### [WRITTEN EXERCISE]
Which lines in the records below contain the word "지방직공무원"? Copy each of them.
— begin —
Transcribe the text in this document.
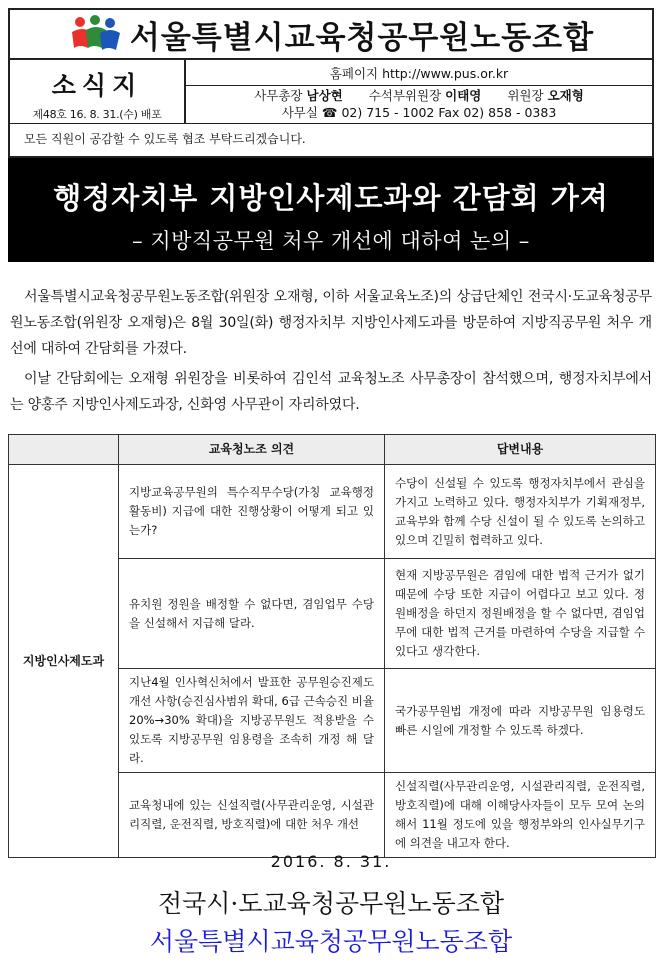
서울특별시교육청공무원노동조합
소식지
제48호 16. 8. 31.(수) 배포
홈페이지 http://www.pus.or.kr
사무총장 남상현 수석부위원장 이태영 위원장 오재형
사무실 ☎ 02) 715 - 1002 Fax 02) 858 - 0383
모든 직원이 공감할 수 있도록 협조 부탁드리겠습니다.
행정자치부 지방인사제도과와 간담회 가져
– 지방직공무원 처우 개선에 대하여 논의 –
서울특별시교육청공무원노동조합(위원장 오재형, 이하 서울교육노조)의 상급단체인 전국시·도교육청공무원노동조합(위원장 오재형)은 8월 30일(화) 행정자치부 지방인사제도과를 방문하여 지방직공무원 처우 개선에 대하여 간담회를 가졌다.
이날 간담회에는 오재형 위원장을 비롯하여 김인석 교육청노조 사무총장이 참석했으며, 행정자치부에서는 양홍주 지방인사제도과장, 신화영 사무관이 자리하였다.
	교육청노조 의견	답변내용
지방인사제도과	지방교육공무원의 특수직무수당(가칭 교육행정활동비) 지급에 대한 진행상황이 어떻게 되고 있는가?	수당이 신설될 수 있도록 행정자치부에서 관심을 가지고 노력하고 있다. 행정자치부가 기획재정부, 교육부와 함께 수당 신설이 될 수 있도록 논의하고 있으며 긴밀히 협력하고 있다.
	유치원 정원을 배정할 수 없다면, 겸임업무 수당을 신설해서 지급해 달라.	현재 지방공무원은 겸임에 대한 법적 근거가 없기 때문에 수당 또한 지급이 어렵다고 보고 있다. 정원배정을 하던지 정원배정을 할 수 없다면, 겸임업무에 대한 법적 근거를 마련하여 수당을 지급할 수 있다고 생각한다.
	지난4월 인사혁신처에서 발표한 공무원승진제도 개선 사항(승진심사범위 확대, 6급 근속승진 비율 20%→30% 확대)을 지방공무원도 적용받을 수 있도록 지방공무원 임용령을 조속히 개정 해 달라.	국가공무원법 개정에 따라 지방공무원 임용령도 빠른 시일에 개정할 수 있도록 하겠다.
	교육청내에 있는 신설직렬(사무관리운영, 시설관리직렬, 운전직렬, 방호직렬)에 대한 처우 개선	신설직렬(사무관리운영, 시설관리직렬, 운전직렬, 방호직렬)에 대해 이해당사자들이 모두 모여 논의해서 11월 정도에 있을 행정부와의 인사실무기구에 의견을 내고자 한다.
2016. 8. 31.
전국시·도교육청공무원노동조합
서울특별시교육청공무원노동조합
— end —
### [SOLUTION TO THIS PROBLEM]
– 지방직공무원 처우 개선에 대하여 논의 –
서울특별시교육청공무원노동조합(위원장 오재형, 이하 서울교육노조)의 상급단체인 전국시·도교육청공무원노동조합(위원장 오재형)은 8월 30일(화) 행정자치부 지방인사제도과를 방문하여 지방직공무원 처우 개선에 대하여 간담회를 가졌다.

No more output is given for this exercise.